[start]

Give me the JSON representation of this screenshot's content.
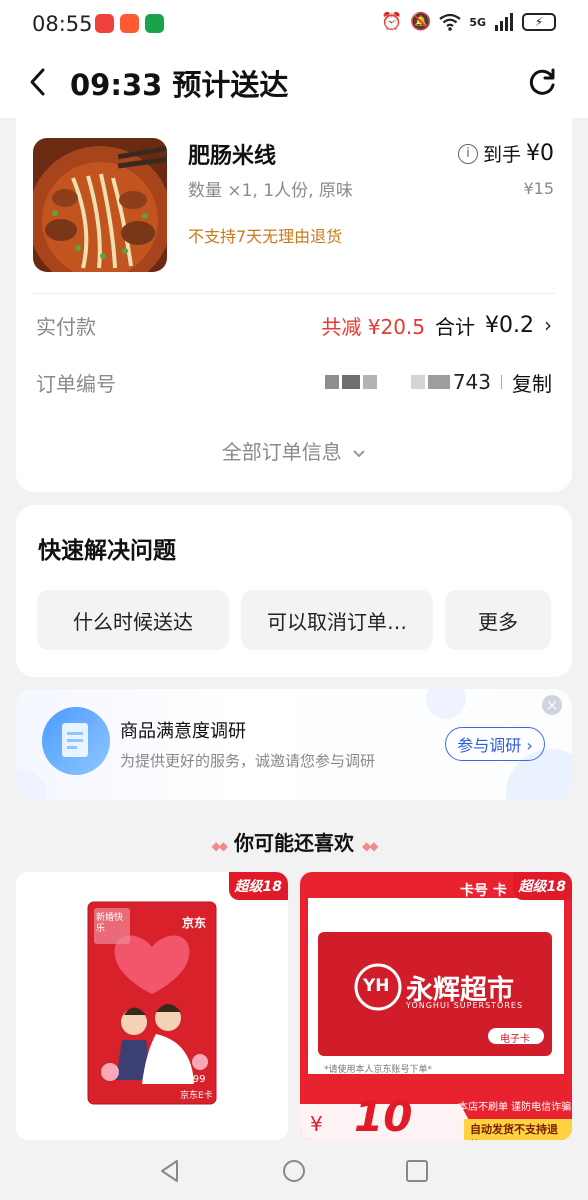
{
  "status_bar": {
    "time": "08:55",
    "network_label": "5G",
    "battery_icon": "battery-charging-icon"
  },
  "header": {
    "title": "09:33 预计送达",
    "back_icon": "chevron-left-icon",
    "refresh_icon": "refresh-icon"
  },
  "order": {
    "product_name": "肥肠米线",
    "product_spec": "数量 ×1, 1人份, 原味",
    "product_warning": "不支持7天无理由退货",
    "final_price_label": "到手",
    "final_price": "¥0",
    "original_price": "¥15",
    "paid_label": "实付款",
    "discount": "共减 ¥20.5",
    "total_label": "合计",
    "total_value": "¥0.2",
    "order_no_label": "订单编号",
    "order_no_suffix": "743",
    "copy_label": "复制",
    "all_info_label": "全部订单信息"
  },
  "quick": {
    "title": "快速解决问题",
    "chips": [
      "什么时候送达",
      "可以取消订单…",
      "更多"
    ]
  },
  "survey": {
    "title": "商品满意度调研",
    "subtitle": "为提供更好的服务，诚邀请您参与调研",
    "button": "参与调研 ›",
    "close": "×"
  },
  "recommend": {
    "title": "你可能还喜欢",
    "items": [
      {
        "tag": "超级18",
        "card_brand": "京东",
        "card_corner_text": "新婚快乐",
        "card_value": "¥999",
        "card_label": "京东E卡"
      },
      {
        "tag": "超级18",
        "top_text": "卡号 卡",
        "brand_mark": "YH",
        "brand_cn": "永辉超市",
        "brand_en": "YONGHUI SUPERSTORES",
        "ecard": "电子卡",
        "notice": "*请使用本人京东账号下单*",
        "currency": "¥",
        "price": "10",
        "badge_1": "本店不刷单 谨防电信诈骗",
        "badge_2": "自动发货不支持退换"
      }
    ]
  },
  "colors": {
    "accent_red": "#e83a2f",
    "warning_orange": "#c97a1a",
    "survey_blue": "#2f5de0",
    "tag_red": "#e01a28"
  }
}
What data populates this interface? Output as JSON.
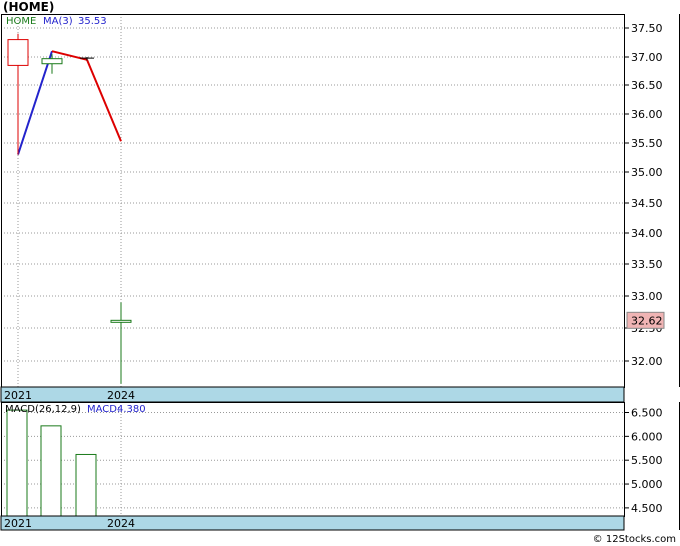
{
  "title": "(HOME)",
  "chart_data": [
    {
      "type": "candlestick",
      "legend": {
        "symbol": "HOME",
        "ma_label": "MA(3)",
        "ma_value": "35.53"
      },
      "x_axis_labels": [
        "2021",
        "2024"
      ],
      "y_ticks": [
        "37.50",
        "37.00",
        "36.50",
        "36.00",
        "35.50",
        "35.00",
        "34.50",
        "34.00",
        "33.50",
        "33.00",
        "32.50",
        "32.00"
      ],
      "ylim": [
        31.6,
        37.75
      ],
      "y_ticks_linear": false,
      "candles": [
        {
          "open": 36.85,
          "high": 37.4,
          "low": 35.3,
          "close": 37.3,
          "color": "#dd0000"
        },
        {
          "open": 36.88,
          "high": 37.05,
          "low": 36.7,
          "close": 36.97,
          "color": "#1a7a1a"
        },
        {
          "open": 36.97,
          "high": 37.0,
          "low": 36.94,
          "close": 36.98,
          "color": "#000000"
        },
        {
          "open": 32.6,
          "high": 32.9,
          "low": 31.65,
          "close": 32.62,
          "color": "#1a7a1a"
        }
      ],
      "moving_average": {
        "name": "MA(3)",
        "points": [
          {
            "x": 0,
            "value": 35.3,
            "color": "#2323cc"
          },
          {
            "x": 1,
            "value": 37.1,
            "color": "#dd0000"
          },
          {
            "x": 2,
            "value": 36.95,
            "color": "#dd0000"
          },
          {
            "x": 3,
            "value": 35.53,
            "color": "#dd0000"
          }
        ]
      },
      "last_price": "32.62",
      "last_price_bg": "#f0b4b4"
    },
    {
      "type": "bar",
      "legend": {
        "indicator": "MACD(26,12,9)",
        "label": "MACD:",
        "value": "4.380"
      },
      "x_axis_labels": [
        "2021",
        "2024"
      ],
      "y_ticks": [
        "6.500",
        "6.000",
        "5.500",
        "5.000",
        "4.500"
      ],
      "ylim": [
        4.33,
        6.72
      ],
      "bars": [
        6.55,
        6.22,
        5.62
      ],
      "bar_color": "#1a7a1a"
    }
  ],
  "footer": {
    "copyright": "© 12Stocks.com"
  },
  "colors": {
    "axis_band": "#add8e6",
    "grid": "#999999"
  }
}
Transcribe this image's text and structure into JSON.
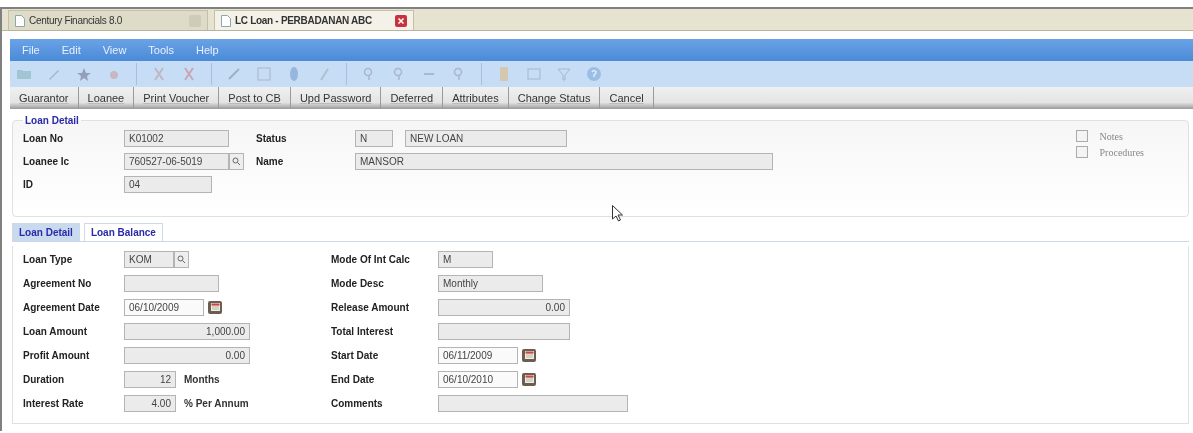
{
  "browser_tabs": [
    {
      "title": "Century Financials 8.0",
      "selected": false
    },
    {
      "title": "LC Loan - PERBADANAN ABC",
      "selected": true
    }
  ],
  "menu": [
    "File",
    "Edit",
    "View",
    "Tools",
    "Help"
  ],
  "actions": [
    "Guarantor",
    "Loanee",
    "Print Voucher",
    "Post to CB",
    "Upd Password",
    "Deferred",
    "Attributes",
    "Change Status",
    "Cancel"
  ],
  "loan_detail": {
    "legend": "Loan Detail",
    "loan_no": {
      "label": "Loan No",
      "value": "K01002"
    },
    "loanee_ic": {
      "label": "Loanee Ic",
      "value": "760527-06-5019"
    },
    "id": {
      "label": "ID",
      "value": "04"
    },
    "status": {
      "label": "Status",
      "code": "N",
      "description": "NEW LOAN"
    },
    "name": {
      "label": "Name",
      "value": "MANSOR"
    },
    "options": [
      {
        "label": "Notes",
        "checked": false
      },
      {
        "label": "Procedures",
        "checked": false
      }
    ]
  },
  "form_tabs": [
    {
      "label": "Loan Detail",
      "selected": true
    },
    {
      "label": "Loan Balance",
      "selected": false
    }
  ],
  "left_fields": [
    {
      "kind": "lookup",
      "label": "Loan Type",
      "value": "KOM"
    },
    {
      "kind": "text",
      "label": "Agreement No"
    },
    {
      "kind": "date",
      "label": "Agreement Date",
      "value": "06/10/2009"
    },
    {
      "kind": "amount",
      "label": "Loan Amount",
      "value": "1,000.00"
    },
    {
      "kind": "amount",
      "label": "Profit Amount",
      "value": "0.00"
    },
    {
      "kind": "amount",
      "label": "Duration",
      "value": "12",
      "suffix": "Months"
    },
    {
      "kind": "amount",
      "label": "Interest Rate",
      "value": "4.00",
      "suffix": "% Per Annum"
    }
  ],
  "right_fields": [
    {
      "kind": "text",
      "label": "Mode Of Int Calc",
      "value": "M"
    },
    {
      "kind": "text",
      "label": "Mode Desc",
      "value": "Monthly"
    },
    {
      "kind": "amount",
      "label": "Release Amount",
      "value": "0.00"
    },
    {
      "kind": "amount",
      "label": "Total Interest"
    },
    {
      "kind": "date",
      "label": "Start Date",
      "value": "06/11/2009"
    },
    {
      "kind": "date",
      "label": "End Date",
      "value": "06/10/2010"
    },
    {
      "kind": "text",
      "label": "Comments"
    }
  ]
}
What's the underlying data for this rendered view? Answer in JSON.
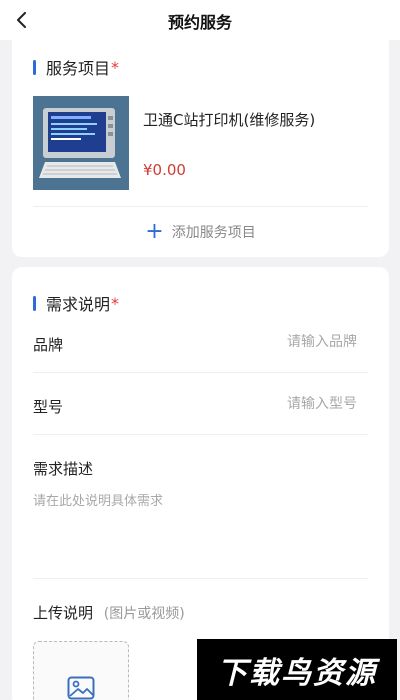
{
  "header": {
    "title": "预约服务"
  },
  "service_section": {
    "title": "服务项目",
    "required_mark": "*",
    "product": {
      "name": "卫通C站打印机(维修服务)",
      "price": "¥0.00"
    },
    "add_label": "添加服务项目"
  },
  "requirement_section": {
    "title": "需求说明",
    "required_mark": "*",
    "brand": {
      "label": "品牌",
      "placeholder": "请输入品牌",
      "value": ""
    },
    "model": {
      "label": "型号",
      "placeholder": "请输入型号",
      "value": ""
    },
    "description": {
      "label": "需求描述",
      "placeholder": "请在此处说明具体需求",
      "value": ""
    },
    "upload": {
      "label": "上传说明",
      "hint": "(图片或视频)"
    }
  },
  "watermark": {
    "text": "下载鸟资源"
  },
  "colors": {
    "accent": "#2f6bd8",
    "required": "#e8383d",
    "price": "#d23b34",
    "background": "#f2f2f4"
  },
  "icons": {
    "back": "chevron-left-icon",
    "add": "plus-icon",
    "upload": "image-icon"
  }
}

[end]

* SET EXERCISE
Exactly the lines from the line with "What's the underlying" through the last line of the listing, both included, should be extracted, and the pictures left behind.

* PROBLEM SOLUTION
What's the underlying data for this rendered view? Answer in JSON.
{
  "header": {
    "title": "预约服务"
  },
  "service_section": {
    "title": "服务项目",
    "required_mark": "*",
    "product": {
      "name": "卫通C站打印机(维修服务)",
      "price": "¥0.00"
    },
    "add_label": "添加服务项目"
  },
  "requirement_section": {
    "title": "需求说明",
    "required_mark": "*",
    "brand": {
      "label": "品牌",
      "placeholder": "请输入品牌",
      "value": ""
    },
    "model": {
      "label": "型号",
      "placeholder": "请输入型号",
      "value": ""
    },
    "description": {
      "label": "需求描述",
      "placeholder": "请在此处说明具体需求",
      "value": ""
    },
    "upload": {
      "label": "上传说明",
      "hint": "(图片或视频)"
    }
  },
  "watermark": {
    "text": "下载鸟资源"
  },
  "colors": {
    "accent": "#2f6bd8",
    "required": "#e8383d",
    "price": "#d23b34",
    "background": "#f2f2f4"
  },
  "icons": {
    "back": "chevron-left-icon",
    "add": "plus-icon",
    "upload": "image-icon"
  }
}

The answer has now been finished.